● Task prompt
Scan the data below. Pull out each line where "中国中医" occurs.

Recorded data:
════

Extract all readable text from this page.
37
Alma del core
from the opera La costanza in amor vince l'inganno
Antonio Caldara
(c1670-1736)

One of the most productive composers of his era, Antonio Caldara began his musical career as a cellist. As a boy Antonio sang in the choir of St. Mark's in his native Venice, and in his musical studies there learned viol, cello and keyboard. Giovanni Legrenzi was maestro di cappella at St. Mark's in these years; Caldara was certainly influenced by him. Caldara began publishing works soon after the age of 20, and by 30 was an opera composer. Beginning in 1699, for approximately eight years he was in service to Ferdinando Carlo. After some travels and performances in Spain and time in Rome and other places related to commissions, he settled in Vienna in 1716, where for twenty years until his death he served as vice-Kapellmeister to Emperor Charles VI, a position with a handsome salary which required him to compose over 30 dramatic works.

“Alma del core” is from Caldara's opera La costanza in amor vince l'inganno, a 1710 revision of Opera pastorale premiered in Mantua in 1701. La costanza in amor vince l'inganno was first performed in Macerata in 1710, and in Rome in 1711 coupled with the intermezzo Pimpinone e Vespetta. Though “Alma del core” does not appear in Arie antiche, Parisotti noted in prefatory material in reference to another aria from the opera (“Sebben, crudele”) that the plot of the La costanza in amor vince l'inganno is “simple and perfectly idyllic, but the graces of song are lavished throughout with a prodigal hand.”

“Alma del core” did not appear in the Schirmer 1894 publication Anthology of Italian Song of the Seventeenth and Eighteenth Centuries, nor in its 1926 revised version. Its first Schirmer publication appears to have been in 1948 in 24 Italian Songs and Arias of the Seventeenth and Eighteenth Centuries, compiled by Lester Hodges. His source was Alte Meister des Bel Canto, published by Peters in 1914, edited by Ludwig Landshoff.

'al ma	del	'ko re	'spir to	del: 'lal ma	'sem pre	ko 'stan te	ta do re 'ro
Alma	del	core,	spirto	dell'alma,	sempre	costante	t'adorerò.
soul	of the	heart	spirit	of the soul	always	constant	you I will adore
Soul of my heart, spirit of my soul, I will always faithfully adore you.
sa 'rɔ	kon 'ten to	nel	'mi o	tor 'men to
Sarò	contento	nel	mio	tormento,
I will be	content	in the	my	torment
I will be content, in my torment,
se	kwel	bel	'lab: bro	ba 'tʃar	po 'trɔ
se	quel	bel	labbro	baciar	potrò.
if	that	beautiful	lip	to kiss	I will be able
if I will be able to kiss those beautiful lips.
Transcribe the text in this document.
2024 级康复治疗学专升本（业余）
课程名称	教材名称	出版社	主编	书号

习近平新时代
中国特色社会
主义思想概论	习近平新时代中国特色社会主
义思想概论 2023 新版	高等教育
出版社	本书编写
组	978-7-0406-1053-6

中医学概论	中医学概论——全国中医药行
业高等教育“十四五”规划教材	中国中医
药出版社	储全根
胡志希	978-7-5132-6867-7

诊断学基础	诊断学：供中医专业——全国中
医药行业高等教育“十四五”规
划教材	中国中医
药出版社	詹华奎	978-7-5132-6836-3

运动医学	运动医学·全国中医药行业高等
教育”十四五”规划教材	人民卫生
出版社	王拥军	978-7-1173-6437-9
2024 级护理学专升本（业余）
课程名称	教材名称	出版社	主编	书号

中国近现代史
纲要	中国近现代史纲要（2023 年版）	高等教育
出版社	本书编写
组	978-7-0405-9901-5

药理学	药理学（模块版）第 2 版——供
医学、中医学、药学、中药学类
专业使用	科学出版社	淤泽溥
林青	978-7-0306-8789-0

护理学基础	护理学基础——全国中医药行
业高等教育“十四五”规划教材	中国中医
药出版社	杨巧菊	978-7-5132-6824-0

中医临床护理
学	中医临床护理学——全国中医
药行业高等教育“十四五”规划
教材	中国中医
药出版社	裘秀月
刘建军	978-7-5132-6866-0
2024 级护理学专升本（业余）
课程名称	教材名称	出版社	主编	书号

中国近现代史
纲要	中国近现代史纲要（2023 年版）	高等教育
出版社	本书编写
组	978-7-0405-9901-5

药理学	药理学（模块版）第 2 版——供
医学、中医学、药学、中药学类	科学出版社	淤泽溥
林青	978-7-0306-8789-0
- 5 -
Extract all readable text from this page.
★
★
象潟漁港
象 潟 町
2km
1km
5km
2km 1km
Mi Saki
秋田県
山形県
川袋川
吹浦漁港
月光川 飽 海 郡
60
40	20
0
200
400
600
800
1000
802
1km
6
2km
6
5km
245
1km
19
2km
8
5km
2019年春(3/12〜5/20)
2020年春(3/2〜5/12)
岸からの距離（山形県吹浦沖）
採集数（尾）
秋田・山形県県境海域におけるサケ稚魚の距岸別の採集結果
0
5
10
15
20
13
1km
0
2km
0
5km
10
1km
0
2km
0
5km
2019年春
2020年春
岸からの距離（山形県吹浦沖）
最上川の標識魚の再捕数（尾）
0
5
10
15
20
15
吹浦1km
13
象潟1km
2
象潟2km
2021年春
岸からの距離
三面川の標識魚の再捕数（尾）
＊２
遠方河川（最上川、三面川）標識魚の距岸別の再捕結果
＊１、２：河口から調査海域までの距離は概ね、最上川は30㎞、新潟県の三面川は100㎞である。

════

● Written answer
业高等教育“十四五”规划教材	中国中医
划教材	中国中医
业高等教育“十四五”规划教材	中国中医
教材	中国中医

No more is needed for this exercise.